• Short problem 1:
Please set down the passage on making movies with a DSLR word for word, in full.

• Passage given:
⟨
For all the differences between still photography and motion pictures, each is about making images. And you already know how to do that; every time you shoot, you compose carefully and expose deliberately to tell a story. In the most basic sense, a video is just a lot of pictures—a high-speed slide show of stills.

So how do you begin making movies? Vincent Laforet, the New York Times photographer-cum-director, says the trick is connecting those frames. “Your audience can choose how long to stare at a [still] image, whether it’s a few seconds, minutes or hours,” he says. “Motion is all about putting shots or images together in a sequence—holding your audience’s attention throughout.”

Laforet knows a thing or two about making movies with DSLRs, having turned a lucky chance with a Canon EOS 5D Mark II prototype into a career as a director. For him, preparation is key; thinking about shot sequence well before a shoot can be especially helpful.

Mobius from Vincent Laforet on Vimeo.

Laforet suggests watching favorite films, remote in hand. “Pause and rewind,” he says. “When you see your favorite sequence or a scene you like, really watch it, shot by shot, and break it down in an academic fashion. Figure out why the director chose this angle or this camera movement; why they chose this sequencing and this pacing and why it’s effective.”
⟩
• Available data:
⟨
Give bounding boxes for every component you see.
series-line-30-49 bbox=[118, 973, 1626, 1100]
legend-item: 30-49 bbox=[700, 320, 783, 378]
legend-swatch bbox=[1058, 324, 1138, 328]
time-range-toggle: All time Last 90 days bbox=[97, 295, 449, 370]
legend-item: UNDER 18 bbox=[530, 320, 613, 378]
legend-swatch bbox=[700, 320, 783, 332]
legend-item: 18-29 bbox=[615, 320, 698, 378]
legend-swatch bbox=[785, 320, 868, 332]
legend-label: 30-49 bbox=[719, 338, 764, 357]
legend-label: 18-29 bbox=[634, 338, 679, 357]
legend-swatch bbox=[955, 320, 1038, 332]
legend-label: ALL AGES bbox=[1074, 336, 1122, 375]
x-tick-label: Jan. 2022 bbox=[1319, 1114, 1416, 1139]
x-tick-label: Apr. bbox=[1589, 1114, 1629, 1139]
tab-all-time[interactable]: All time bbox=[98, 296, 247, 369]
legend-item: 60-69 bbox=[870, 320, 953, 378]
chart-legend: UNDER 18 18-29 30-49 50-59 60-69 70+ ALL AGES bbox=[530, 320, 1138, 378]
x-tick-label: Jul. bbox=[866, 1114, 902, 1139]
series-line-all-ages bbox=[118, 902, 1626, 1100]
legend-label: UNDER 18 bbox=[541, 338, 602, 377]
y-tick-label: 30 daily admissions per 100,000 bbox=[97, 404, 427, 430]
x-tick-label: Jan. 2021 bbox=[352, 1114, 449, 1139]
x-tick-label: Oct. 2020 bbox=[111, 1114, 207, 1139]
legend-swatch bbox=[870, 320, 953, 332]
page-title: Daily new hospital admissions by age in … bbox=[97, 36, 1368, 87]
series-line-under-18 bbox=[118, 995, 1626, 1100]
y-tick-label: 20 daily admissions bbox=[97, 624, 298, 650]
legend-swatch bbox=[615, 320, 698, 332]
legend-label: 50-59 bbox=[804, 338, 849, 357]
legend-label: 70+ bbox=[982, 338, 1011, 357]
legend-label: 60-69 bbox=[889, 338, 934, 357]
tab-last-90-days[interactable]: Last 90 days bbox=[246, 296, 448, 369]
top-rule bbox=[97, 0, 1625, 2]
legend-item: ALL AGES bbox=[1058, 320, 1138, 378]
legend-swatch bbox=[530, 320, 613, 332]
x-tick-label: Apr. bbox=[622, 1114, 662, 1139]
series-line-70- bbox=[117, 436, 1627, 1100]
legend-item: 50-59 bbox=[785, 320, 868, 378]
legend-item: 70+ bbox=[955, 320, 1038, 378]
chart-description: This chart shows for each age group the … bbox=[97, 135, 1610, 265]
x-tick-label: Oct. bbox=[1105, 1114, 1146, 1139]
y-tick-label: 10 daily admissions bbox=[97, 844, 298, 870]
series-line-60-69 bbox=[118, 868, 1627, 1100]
⟩
• Short problem 2:
Extract the part of the records that opens with their first line and closes with the line containing "legend-item: 60-69 bbox=[870, 320, 953, 378]", including both of those lines, and reproduce it verbatim.

• Expected answer 1:
For all the differences between still photography and motion pictures, each is about making images. And you already know how to do that; every time you shoot, you compose carefully and expose deliberately to tell a story. In the most basic sense, a video is just a lot of pictures—a high-speed slide show of stills.

So how do you begin making movies? Vincent Laforet, the New York Times photographer-cum-director, says the trick is connecting those frames. “Your audience can choose how long to stare at a [still] image, whether it’s a few seconds, minutes or hours,” he says. “Motion is all about putting shots or images together in a sequence—holding your audience’s attention throughout.”

Laforet knows a thing or two about making movies with DSLRs, having turned a lucky chance with a Canon EOS 5D Mark II prototype into a career as a director. For him, preparation is key; thinking about shot sequence well before a shoot can be especially helpful.

Mobius from Vincent Laforet on Vimeo.

Laforet suggests watching favorite films, remote in hand. “Pause and rewind,” he says. “When you see your favorite sequence or a scene you like, really watch it, shot by shot, and break it down in an academic fashion. Figure out why the director chose this angle or this camera movement; why they chose this sequencing and this pacing and why it’s effective.”

• Expected answer 2:
Give bounding boxes for every component you see.
series-line-30-49 bbox=[118, 973, 1626, 1100]
legend-item: 30-49 bbox=[700, 320, 783, 378]
legend-swatch bbox=[1058, 324, 1138, 328]
time-range-toggle: All time Last 90 days bbox=[97, 295, 449, 370]
legend-item: UNDER 18 bbox=[530, 320, 613, 378]
legend-swatch bbox=[700, 320, 783, 332]
legend-item: 18-29 bbox=[615, 320, 698, 378]
legend-swatch bbox=[785, 320, 868, 332]
legend-label: 30-49 bbox=[719, 338, 764, 357]
legend-label: 18-29 bbox=[634, 338, 679, 357]
legend-swatch bbox=[955, 320, 1038, 332]
legend-label: ALL AGES bbox=[1074, 336, 1122, 375]
x-tick-label: Jan. 2022 bbox=[1319, 1114, 1416, 1139]
x-tick-label: Apr. bbox=[1589, 1114, 1629, 1139]
tab-all-time[interactable]: All time bbox=[98, 296, 247, 369]
legend-item: 60-69 bbox=[870, 320, 953, 378]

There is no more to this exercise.